### WORK TO COMPLETE
Check each line of the material. Copy those containing "SERVICES".

### DATA FOR THIS TASK
◆ ◆ ◆ ◆ ◆

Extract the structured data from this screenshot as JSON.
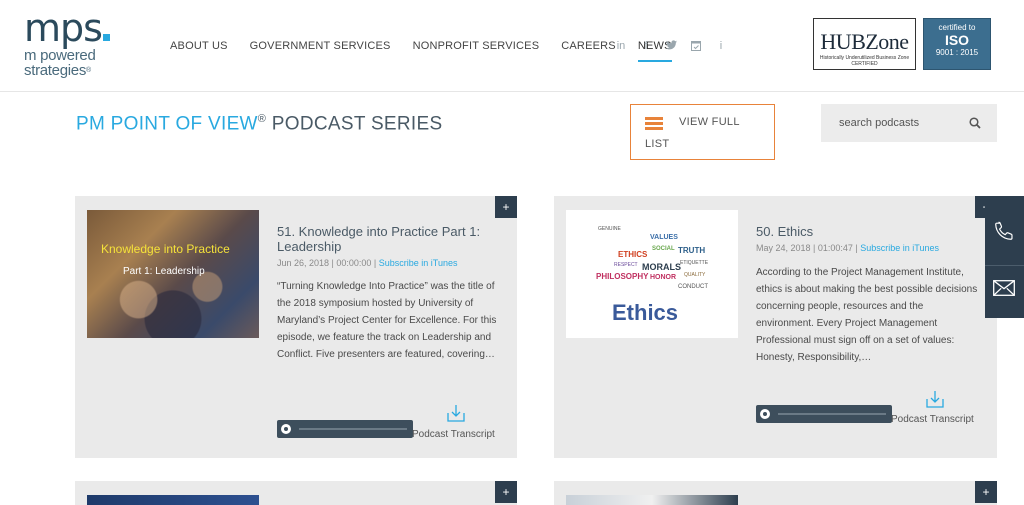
{
  "brand": {
    "logo_main": "mps",
    "logo_line1": "m powered",
    "logo_line2": "strategies",
    "logo_trademark": "®",
    "accent_color": "#29a9e0",
    "dark_color": "#2d3e4e",
    "orange_color": "#e8833a"
  },
  "nav": {
    "items": [
      {
        "label": "ABOUT US",
        "active": false
      },
      {
        "label": "GOVERNMENT SERVICES",
        "active": false
      },
      {
        "label": "NONPROFIT SERVICES",
        "active": false
      },
      {
        "label": "CAREERS",
        "active": false
      },
      {
        "label": "NEWS",
        "active": true
      }
    ],
    "socials": [
      {
        "icon": "linkedin-icon",
        "glyph": "in"
      },
      {
        "icon": "facebook-icon",
        "glyph": "f"
      },
      {
        "icon": "twitter-icon",
        "glyph": "🐦"
      },
      {
        "icon": "calendar-icon",
        "glyph": "▣"
      },
      {
        "icon": "info-icon",
        "glyph": "i"
      }
    ]
  },
  "certs": {
    "hubzone_title": "HUBZone",
    "hubzone_sub1": "Historically Underutilized Business Zone",
    "hubzone_sub2": "CERTIFIED",
    "iso_line1": "certified to",
    "iso_line2": "ISO",
    "iso_line3": "9001 : 2015"
  },
  "page": {
    "title_blue": "PM POINT OF VIEW",
    "title_reg": "®",
    "title_dark": " PODCAST SERIES",
    "view_full_line1": "VIEW FULL",
    "view_full_line2": "LIST",
    "search_placeholder": "search podcasts"
  },
  "episodes": [
    {
      "title": "51. Knowledge into Practice Part 1: Leadership",
      "date": "Jun 26, 2018 | 00:00:00 | ",
      "subscribe": "Subscribe in iTunes",
      "description": "“Turning Knowledge Into Practice” was the title of the 2018 symposium hosted by University of Maryland’s Project Center for Excellence. For this episode, we feature the track on Leadership and Conflict. Five presenters are featured, covering…",
      "thumb_line1": "Knowledge into Practice",
      "thumb_line2": "Part 1:  Leadership",
      "transcript": "Podcast Transcript",
      "progress": 0
    },
    {
      "title": "50. Ethics",
      "date": "May 24, 2018 | 01:00:47 | ",
      "subscribe": "Subscribe in iTunes",
      "description": "According to the Project Management Institute, ethics is about making the best possible decisions concerning people, resources and the environment. Every Project Management Professional must sign off on a set of values: Honesty, Responsibility,…",
      "thumb_word": "Ethics",
      "thumb_cloud": [
        "VALUES",
        "TRUTH",
        "ETHICS",
        "MORALS",
        "HONOR",
        "PHILOSOPHY",
        "SOCIAL",
        "CONDUCT",
        "ETIQUETTE",
        "QUALITY",
        "RESPECT",
        "GENUINE"
      ],
      "transcript": "Podcast Transcript",
      "progress": 0
    }
  ],
  "plus_label": "+",
  "side": {
    "phone_icon": "phone-icon",
    "mail_icon": "mail-icon"
  }
}
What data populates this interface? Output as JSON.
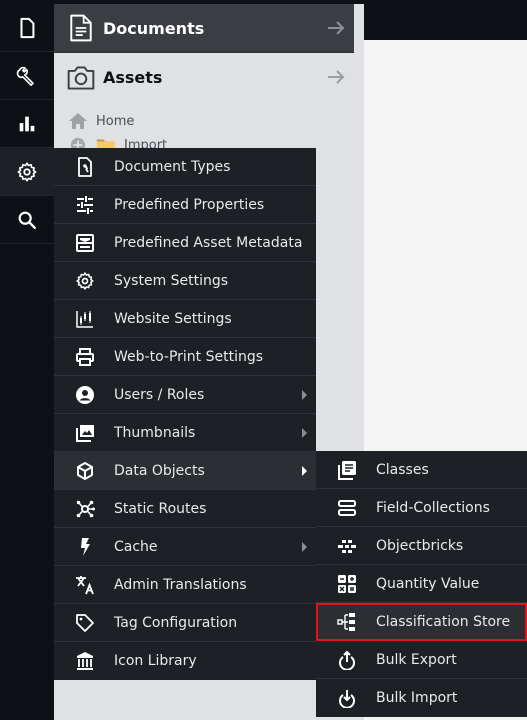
{
  "leftbar": {
    "items": [
      {
        "icon": "document-icon",
        "label": "Documents"
      },
      {
        "icon": "wrench-icon",
        "label": "Tools"
      },
      {
        "icon": "bar-chart-icon",
        "label": "Marketing"
      },
      {
        "icon": "gear-icon",
        "label": "Settings",
        "active": true
      },
      {
        "icon": "search-icon",
        "label": "Search"
      }
    ]
  },
  "tree": {
    "documents_title": "Documents",
    "assets_title": "Assets",
    "nodes": [
      {
        "label": "Home",
        "icon": "home-icon"
      },
      {
        "label": "Import",
        "icon": "folder-icon"
      }
    ]
  },
  "settings_menu": {
    "items": [
      {
        "label": "Document Types",
        "icon": "document-wrench-icon",
        "submenu": false
      },
      {
        "label": "Predefined Properties",
        "icon": "sliders-icon",
        "submenu": false
      },
      {
        "label": "Predefined Asset Metadata",
        "icon": "metadata-icon",
        "submenu": false
      },
      {
        "label": "System Settings",
        "icon": "gear-icon",
        "submenu": false
      },
      {
        "label": "Website Settings",
        "icon": "candlestick-chart-icon",
        "submenu": false
      },
      {
        "label": "Web-to-Print Settings",
        "icon": "printer-icon",
        "submenu": false
      },
      {
        "label": "Users / Roles",
        "icon": "user-circle-icon",
        "submenu": true
      },
      {
        "label": "Thumbnails",
        "icon": "images-icon",
        "submenu": true
      },
      {
        "label": "Data Objects",
        "icon": "cube-icon",
        "submenu": true,
        "hover": true
      },
      {
        "label": "Static Routes",
        "icon": "network-hub-icon",
        "submenu": false
      },
      {
        "label": "Cache",
        "icon": "lightning-icon",
        "submenu": true
      },
      {
        "label": "Admin Translations",
        "icon": "translate-icon",
        "submenu": false
      },
      {
        "label": "Tag Configuration",
        "icon": "tag-icon",
        "submenu": false
      },
      {
        "label": "Icon Library",
        "icon": "bank-icon",
        "submenu": false
      }
    ]
  },
  "data_objects_menu": {
    "items": [
      {
        "label": "Classes",
        "icon": "classes-icon"
      },
      {
        "label": "Field-Collections",
        "icon": "field-collections-icon"
      },
      {
        "label": "Objectbricks",
        "icon": "bricks-icon"
      },
      {
        "label": "Quantity Value",
        "icon": "calculator-icon"
      },
      {
        "label": "Classification Store",
        "icon": "hierarchy-icon",
        "highlighted": true
      },
      {
        "label": "Bulk Export",
        "icon": "power-up-icon"
      },
      {
        "label": "Bulk Import",
        "icon": "power-down-icon"
      }
    ]
  },
  "colors": {
    "highlight_border": "#e0141e",
    "menu_bg": "#1d2024",
    "leftbar_bg": "#0d1014"
  }
}
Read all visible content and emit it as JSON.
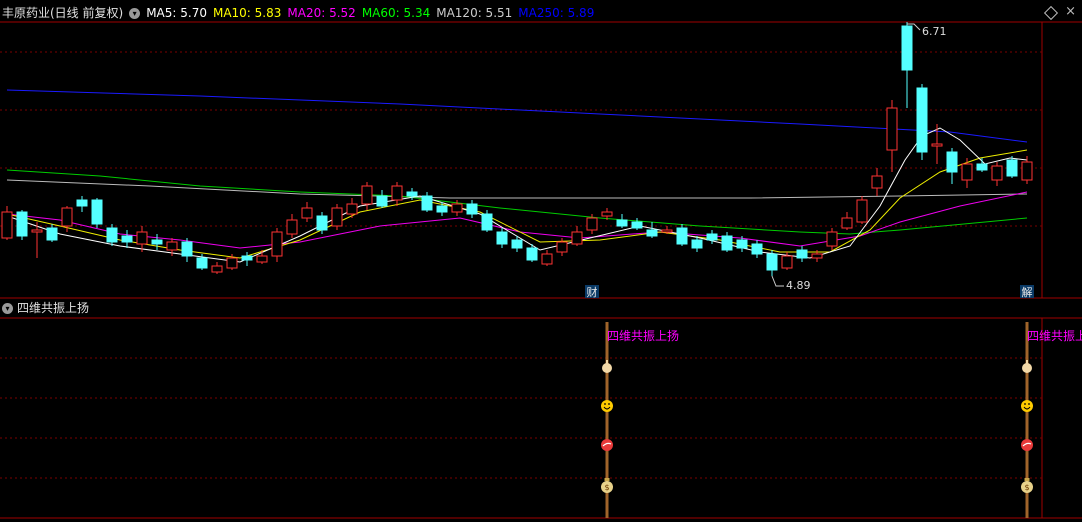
{
  "header": {
    "stock": "丰原药业(日线 前复权)",
    "ma": [
      {
        "label": "MA5: 5.70",
        "color": "#ffffff"
      },
      {
        "label": "MA10: 5.83",
        "color": "#ffff00"
      },
      {
        "label": "MA20: 5.52",
        "color": "#ff00ff"
      },
      {
        "label": "MA60: 5.34",
        "color": "#00ff00"
      },
      {
        "label": "MA120: 5.51",
        "color": "#cccccc"
      },
      {
        "label": "MA250: 5.89",
        "color": "#0000ff"
      }
    ]
  },
  "price_chart": {
    "high_label": "6.71",
    "low_label": "4.89",
    "markers": [
      "财",
      "解"
    ],
    "colors": {
      "up": "#ff3333",
      "down": "#54ffff",
      "grid": "#7a0000",
      "border": "#a00000"
    }
  },
  "indicator": {
    "title": "四维共振上扬",
    "signal_text": "四维共振上扬",
    "signal_color": "#ff00ff",
    "bar_color": "#a0642a"
  }
}
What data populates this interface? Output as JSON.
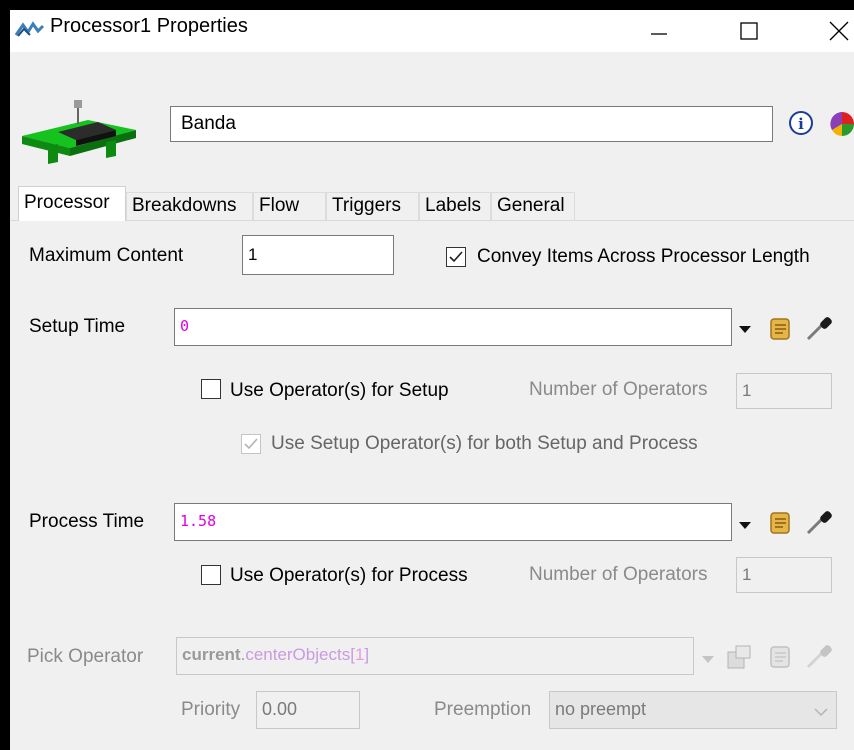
{
  "window": {
    "title": "Processor1  Properties",
    "controls": {
      "minimize": "—",
      "maximize": "☐",
      "close": "✕"
    }
  },
  "header": {
    "name_value": "Banda"
  },
  "tabs": [
    {
      "label": "Processor",
      "active": true
    },
    {
      "label": "Breakdowns",
      "active": false
    },
    {
      "label": "Flow",
      "active": false
    },
    {
      "label": "Triggers",
      "active": false
    },
    {
      "label": "Labels",
      "active": false
    },
    {
      "label": "General",
      "active": false
    }
  ],
  "processor": {
    "max_content_label": "Maximum Content",
    "max_content_value": "1",
    "convey_label": "Convey Items Across Processor Length",
    "convey_checked": true,
    "setup_time_label": "Setup Time",
    "setup_time_value": "0",
    "use_op_setup_label": "Use Operator(s) for Setup",
    "use_op_setup_checked": false,
    "num_ops_label_1": "Number of Operators",
    "num_ops_value_1": "1",
    "use_setup_both_label": "Use Setup Operator(s) for both Setup and Process",
    "use_setup_both_checked": true,
    "process_time_label": "Process Time",
    "process_time_value": "1.58",
    "use_op_process_label": "Use Operator(s) for Process",
    "use_op_process_checked": false,
    "num_ops_label_2": "Number of Operators",
    "num_ops_value_2": "1",
    "pick_operator_label": "Pick Operator",
    "pick_operator_code": {
      "keyword": "current",
      "dot": ".",
      "member": "centerObjects",
      "open": "[",
      "index": "1",
      "close": "]"
    },
    "priority_label": "Priority",
    "priority_value": "0.00",
    "preemption_label": "Preemption",
    "preemption_value": "no preempt"
  },
  "colors": {
    "code_magenta": "#e000e0",
    "keyword_disabled": "#9a9a9a",
    "member_disabled": "#c99be0"
  }
}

◆ ◆ ◆ ◆ ◆

### THE ANSWER
        "label": "GOVERNMENT SERVICES",
        "label": "NONPROFIT SERVICES",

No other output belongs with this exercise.